[Directions for this task]
Find every line in the records below that contains the string "Percent" with matching capitalization, and copy each of those lines.

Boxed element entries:
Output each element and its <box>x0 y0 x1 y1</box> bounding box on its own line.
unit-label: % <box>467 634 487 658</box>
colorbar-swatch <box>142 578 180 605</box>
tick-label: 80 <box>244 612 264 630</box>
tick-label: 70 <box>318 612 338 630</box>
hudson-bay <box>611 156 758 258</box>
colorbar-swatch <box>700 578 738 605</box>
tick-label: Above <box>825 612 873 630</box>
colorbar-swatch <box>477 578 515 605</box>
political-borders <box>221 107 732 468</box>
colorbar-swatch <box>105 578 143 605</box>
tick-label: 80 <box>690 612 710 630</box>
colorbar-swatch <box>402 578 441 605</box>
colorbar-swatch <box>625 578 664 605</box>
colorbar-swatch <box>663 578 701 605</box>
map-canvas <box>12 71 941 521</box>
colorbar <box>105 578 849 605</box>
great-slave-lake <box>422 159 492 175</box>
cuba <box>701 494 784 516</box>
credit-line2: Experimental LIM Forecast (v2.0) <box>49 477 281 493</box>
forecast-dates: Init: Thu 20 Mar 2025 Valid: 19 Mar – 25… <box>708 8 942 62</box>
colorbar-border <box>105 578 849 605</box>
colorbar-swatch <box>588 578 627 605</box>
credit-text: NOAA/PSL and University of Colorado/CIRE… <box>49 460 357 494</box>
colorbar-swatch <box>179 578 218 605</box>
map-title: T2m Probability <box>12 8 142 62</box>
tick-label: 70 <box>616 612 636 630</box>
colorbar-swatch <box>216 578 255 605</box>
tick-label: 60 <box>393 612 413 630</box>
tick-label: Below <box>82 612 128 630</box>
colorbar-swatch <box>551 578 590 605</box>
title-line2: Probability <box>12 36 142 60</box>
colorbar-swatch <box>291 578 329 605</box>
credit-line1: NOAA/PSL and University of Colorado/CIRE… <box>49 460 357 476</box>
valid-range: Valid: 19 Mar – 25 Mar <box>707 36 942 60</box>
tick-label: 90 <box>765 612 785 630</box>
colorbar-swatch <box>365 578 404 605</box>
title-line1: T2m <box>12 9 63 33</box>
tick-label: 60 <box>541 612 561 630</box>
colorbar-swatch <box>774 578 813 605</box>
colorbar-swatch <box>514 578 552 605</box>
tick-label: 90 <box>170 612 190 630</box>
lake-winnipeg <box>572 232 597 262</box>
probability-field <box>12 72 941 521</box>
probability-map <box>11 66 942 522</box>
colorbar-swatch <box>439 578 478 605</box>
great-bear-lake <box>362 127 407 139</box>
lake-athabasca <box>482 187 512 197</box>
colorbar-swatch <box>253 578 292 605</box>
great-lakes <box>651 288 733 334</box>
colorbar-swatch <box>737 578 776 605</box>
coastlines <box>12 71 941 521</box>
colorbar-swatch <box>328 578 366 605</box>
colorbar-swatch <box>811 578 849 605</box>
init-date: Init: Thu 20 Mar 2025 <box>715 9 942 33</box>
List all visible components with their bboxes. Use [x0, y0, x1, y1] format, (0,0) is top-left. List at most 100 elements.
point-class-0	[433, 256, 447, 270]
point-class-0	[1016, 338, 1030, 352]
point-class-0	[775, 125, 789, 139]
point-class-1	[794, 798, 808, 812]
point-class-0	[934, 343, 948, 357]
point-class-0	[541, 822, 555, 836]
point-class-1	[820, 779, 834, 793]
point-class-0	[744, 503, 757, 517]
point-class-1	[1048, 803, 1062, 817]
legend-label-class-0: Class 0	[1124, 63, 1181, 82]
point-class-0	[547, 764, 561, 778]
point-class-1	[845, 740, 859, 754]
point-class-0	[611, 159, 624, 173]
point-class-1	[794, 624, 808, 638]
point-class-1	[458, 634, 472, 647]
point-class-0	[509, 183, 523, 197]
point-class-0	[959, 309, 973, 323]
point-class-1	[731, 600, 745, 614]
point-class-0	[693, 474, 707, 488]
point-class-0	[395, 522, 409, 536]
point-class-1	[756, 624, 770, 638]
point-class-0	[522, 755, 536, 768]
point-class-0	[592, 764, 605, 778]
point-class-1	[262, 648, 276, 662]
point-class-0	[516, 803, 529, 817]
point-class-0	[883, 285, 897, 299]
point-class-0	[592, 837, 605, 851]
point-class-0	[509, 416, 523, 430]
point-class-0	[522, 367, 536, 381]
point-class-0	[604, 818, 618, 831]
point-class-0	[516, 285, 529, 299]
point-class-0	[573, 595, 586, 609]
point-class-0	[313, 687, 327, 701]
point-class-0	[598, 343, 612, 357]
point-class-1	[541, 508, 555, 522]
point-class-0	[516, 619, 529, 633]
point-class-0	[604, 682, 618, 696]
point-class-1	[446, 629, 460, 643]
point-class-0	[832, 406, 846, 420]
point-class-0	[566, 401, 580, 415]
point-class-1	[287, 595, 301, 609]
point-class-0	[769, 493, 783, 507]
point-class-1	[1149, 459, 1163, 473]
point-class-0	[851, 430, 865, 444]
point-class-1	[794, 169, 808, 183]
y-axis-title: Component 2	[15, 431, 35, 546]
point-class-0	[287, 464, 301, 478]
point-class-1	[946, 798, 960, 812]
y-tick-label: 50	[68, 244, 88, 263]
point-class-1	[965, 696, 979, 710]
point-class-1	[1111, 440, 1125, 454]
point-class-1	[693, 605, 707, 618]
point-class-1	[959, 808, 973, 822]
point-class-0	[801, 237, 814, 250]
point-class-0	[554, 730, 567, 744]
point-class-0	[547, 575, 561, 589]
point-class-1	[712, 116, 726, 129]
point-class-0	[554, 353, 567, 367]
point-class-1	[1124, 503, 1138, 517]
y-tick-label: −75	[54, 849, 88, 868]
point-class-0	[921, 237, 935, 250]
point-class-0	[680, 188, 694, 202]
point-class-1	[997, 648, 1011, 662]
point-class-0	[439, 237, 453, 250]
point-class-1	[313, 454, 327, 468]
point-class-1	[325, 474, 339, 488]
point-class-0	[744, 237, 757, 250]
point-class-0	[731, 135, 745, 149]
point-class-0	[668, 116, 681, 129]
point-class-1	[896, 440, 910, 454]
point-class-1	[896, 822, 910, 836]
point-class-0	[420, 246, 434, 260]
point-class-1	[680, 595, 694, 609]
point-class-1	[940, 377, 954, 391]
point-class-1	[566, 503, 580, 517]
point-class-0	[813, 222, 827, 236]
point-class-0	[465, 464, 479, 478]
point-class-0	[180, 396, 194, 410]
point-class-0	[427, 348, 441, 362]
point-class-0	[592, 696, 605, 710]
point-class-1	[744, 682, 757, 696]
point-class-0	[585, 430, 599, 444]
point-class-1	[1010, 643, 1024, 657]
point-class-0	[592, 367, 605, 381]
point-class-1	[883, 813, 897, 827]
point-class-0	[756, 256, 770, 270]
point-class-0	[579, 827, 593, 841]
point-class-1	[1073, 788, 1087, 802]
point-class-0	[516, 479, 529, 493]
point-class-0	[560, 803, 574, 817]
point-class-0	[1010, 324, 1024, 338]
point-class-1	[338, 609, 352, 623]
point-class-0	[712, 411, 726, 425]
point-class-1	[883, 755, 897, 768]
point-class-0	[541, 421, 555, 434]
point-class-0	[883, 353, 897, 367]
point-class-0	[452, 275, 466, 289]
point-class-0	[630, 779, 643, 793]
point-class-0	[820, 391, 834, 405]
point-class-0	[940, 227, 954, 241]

--

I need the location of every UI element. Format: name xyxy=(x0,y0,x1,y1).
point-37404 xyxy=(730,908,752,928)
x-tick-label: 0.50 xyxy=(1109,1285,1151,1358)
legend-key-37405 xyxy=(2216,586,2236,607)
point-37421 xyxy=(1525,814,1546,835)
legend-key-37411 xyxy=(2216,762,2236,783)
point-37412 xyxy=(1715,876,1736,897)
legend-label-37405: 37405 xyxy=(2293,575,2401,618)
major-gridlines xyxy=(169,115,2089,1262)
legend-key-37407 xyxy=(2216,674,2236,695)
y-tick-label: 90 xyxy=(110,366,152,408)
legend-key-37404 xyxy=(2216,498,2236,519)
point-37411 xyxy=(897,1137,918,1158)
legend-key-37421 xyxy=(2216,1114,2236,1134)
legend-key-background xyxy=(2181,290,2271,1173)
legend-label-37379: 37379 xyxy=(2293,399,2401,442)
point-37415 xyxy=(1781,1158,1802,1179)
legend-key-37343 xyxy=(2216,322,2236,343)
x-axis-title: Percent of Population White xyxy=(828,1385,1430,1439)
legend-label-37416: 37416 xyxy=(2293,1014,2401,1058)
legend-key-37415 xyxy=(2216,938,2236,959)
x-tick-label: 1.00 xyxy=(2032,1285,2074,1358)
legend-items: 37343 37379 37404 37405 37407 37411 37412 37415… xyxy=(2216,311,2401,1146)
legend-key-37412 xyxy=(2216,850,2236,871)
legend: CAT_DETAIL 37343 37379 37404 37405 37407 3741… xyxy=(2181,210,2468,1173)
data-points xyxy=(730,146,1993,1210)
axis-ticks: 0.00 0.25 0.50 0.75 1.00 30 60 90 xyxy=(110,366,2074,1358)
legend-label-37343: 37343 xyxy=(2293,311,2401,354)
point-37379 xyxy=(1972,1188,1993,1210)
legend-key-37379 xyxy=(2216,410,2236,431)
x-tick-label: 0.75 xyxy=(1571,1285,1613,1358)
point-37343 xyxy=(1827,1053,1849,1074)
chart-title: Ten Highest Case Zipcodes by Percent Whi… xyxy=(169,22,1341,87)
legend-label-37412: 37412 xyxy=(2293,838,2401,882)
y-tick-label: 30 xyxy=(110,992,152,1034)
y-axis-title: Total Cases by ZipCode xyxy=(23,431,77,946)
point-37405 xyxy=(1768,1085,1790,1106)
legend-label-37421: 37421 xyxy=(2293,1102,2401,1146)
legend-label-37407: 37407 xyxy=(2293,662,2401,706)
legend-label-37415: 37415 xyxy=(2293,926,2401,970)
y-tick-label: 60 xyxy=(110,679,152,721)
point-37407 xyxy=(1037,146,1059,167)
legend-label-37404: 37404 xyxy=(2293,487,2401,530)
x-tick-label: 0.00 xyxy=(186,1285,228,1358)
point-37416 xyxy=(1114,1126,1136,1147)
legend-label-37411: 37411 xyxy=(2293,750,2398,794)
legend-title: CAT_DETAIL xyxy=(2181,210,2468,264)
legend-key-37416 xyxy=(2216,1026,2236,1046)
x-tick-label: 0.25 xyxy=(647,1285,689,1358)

[Response below]
x-axis-title: Percent of Population White xyxy=(828,1385,1430,1439)
chart-title: Ten Highest Case Zipcodes by Percent Whi… xyxy=(169,22,1341,87)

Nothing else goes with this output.